WHAT IS EXPECTED
Show every line where "text" occurs.
=====
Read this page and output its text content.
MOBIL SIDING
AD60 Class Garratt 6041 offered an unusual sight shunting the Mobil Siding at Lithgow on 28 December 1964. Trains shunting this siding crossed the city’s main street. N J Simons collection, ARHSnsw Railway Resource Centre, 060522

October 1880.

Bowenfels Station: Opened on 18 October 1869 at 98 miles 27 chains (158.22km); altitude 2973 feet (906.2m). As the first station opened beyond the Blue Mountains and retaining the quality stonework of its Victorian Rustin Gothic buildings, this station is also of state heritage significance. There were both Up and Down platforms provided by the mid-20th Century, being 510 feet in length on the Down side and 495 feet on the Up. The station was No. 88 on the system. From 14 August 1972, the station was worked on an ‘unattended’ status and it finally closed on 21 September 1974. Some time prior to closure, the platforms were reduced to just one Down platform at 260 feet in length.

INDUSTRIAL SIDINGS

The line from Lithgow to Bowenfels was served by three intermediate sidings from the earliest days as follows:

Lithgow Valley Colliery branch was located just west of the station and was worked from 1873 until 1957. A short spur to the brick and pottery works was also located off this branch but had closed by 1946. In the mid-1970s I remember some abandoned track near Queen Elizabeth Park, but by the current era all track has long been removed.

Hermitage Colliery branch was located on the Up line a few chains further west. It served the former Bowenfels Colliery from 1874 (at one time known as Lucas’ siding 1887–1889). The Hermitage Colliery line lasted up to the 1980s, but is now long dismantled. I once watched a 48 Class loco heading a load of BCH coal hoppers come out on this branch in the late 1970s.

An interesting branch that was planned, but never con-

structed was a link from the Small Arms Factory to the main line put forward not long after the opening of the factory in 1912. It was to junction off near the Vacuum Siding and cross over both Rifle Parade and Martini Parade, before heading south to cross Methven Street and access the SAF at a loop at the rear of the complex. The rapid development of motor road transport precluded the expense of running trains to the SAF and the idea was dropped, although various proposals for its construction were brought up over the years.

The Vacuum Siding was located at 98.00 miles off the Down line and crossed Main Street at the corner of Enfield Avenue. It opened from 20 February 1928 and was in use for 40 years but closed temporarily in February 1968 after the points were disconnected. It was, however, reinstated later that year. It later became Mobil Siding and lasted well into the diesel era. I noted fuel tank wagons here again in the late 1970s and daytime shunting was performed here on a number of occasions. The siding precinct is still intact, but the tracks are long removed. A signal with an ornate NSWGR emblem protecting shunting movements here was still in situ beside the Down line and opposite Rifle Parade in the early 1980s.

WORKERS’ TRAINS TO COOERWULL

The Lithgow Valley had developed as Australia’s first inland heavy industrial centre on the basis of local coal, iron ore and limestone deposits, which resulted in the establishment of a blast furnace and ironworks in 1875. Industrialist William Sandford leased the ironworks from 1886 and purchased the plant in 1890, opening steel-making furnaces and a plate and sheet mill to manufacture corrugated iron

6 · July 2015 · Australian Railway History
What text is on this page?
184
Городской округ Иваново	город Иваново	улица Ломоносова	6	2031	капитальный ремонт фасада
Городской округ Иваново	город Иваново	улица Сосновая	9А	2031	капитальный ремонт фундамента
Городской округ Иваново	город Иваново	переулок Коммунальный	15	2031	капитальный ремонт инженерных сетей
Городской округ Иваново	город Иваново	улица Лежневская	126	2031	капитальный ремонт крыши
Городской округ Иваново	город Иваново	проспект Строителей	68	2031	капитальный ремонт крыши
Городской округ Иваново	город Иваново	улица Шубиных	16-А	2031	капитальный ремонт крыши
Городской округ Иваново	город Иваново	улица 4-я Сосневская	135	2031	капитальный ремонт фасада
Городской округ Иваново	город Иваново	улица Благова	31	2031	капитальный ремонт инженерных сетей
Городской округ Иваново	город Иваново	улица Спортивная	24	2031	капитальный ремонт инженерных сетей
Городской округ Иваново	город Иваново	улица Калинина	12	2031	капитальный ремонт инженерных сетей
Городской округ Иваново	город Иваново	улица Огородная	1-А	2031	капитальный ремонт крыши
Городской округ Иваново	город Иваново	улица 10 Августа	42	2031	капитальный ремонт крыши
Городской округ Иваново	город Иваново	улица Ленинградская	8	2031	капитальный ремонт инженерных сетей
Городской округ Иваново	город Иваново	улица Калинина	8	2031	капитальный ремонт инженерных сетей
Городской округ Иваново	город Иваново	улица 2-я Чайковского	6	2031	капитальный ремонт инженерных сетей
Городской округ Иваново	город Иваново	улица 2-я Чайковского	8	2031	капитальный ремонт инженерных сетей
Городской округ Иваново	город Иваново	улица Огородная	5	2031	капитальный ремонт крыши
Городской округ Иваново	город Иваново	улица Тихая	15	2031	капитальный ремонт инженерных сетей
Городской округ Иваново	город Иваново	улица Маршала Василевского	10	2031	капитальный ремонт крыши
=====
WORKED SOLUTION
Read this page and output its text content.
What text is on this page?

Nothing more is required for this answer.